_Stated exercise 1:_
Print the entries below without changes, everything from their first line down to the line containing "bar-mxim xyxy=(183,199,234,397)", with both of those lines included.
===
# Title
**Author**:  Greg Slater <br>
**Date**:  24th September 2024 <br>
**Dataset Scope**: `dataset` <br>
**Report Type**: Ad-hoc analysis <br>

## Purpose


In [None]:
import pandas as pd
import geopandas as gpd
import numpy as np
import os
import urllib
# from sqlite_query_functions import DatasetSqlite
from datetime import datetime

pd.set_option("display.max_rows", 100)

td = datetime.today().strftime('%Y-%m-%d')
data_dir = "../../data/BFL_old_orgs/"
os.makedirs(data_dir, exist_ok=True)
# fn = os.path.join(data_dir, f"FILENAME_{td}.csv")


## Data Import

In [190]:
bfl = pd.read_csv("https://files.planning.data.gov.uk/dataset/brownfield-land.csv")
print(len(bfl))

35125


In [90]:
bfl_BBC = bfl[bfl["organisation-entity"] == 47].copy()
bfl_BCP = bfl[bfl["organisation-entity"] == 54].copy()

print(len(bfl_BBC))
print(len(bfl_BCP))

50
344


In [142]:
def get_all_organisations():
    params = urllib.parse.urlencode({
        "sql": f"""
        select entity as organisation_entity, name as org_name, organisation, dataset as org_type, end_date
        from organisation
        """,
        "_size": "max"
        })
    url = f"https://datasette.planning.data.gov.uk/digital-land.csv?{params}"
    df = pd.read_csv(url)
    return df

org_df = get_all_organisations()

org_df.set_index("organisation_entity", inplace=True)
org_dict = org_df[["org_name"]].to_dict("index")

In [154]:
def check_matches(org_x, org_y, match_fields):

    dfx = bfl[bfl["organisation-entity"] == org_x].copy()
    dfy = bfl[bfl["organisation-entity"] == org_y].copy()

    namex = org_dict[org_x]["org_name"]
    namey = org_dict[org_y]["org_name"]
    print(f"no. of entities in left table ({namex}) = {len(dfx)}")
    print(f"no. of entities in right table  ({namey})= {len(dfy)}")
===
_Stated exercise 2:_
Output, word for word, everything in the brownfield land notebook above from "print(len(bfl))" down to "print(len(bfl_BBC))".
===
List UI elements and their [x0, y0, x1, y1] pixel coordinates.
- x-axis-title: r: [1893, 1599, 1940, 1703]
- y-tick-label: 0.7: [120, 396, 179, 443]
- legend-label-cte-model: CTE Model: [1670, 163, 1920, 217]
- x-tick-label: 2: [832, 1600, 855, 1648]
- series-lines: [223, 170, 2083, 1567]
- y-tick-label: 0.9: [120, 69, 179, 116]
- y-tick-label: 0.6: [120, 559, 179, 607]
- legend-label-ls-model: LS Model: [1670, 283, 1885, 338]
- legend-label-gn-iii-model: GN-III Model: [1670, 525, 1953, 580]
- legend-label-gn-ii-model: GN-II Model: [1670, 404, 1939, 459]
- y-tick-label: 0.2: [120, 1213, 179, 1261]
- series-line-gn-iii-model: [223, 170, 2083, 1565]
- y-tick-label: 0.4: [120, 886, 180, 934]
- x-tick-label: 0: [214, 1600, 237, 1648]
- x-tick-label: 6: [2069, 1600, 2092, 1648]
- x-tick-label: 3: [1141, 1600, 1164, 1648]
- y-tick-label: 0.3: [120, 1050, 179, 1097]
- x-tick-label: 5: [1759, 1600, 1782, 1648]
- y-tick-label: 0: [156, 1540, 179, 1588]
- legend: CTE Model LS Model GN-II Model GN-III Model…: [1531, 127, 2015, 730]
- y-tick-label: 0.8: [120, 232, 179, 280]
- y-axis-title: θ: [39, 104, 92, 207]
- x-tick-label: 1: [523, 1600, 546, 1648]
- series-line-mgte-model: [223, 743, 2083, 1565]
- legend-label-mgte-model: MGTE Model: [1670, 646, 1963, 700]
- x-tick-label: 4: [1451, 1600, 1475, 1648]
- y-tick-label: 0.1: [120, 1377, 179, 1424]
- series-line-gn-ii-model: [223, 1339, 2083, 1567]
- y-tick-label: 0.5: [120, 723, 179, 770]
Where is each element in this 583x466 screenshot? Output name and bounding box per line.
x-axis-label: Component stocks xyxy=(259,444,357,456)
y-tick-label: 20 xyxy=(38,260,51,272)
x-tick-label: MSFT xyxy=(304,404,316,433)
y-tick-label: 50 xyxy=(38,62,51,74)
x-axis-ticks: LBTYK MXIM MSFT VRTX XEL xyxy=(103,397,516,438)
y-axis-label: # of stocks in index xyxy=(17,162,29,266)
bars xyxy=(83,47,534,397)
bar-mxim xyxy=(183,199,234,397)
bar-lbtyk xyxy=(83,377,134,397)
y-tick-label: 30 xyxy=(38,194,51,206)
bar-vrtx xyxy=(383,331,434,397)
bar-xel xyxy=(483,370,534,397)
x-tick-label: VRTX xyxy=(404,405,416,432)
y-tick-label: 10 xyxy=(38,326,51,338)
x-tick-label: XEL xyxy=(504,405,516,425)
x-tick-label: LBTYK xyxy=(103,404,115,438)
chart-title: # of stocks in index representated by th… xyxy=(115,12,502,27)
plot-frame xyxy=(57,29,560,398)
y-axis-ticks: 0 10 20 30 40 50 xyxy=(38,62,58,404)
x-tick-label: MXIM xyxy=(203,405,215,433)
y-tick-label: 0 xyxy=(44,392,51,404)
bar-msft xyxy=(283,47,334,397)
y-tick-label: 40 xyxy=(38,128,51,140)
===
_Task result 1:_
List UI elements and their [x0, y0, x1, y1] pixel coordinates.
- x-axis-title: r: [1893, 1599, 1940, 1703]
- y-tick-label: 0.7: [120, 396, 179, 443]
- legend-label-cte-model: CTE Model: [1670, 163, 1920, 217]
- x-tick-label: 2: [832, 1600, 855, 1648]
- series-lines: [223, 170, 2083, 1567]
- y-tick-label: 0.9: [120, 69, 179, 116]
- y-tick-label: 0.6: [120, 559, 179, 607]
- legend-label-ls-model: LS Model: [1670, 283, 1885, 338]
- legend-label-gn-iii-model: GN-III Model: [1670, 525, 1953, 580]
- legend-label-gn-ii-model: GN-II Model: [1670, 404, 1939, 459]
- y-tick-label: 0.2: [120, 1213, 179, 1261]
- series-line-gn-iii-model: [223, 170, 2083, 1565]
- y-tick-label: 0.4: [120, 886, 180, 934]
- x-tick-label: 0: [214, 1600, 237, 1648]
- x-tick-label: 6: [2069, 1600, 2092, 1648]
- x-tick-label: 3: [1141, 1600, 1164, 1648]
- y-tick-label: 0.3: [120, 1050, 179, 1097]
- x-tick-label: 5: [1759, 1600, 1782, 1648]
- y-tick-label: 0: [156, 1540, 179, 1588]
- legend: CTE Model LS Model GN-II Model GN-III Model…: [1531, 127, 2015, 730]
- y-tick-label: 0.8: [120, 232, 179, 280]
- y-axis-title: θ: [39, 104, 92, 207]
- x-tick-label: 1: [523, 1600, 546, 1648]
- series-line-mgte-model: [223, 743, 2083, 1565]
- legend-label-mgte-model: MGTE Model: [1670, 646, 1963, 700]
- x-tick-label: 4: [1451, 1600, 1475, 1648]
- y-tick-label: 0.1: [120, 1377, 179, 1424]
- series-line-gn-ii-model: [223, 1339, 2083, 1567]
- y-tick-label: 0.5: [120, 723, 179, 770]
Where is each element in this 583x466 screenshot? Output name and bounding box per line.
x-axis-label: Component stocks xyxy=(259,444,357,456)
y-tick-label: 20 xyxy=(38,260,51,272)
x-tick-label: MSFT xyxy=(304,404,316,433)
y-tick-label: 50 xyxy=(38,62,51,74)
x-axis-ticks: LBTYK MXIM MSFT VRTX XEL xyxy=(103,397,516,438)
y-axis-label: # of stocks in index xyxy=(17,162,29,266)
bars xyxy=(83,47,534,397)
bar-mxim xyxy=(183,199,234,397)

_Task result 2:_
print(len(bfl))

35125


In [90]:
bfl_BBC = bfl[bfl["organisation-entity"] == 47].copy()
bfl_BCP = bfl[bfl["organisation-entity"] == 54].copy()

print(len(bfl_BBC))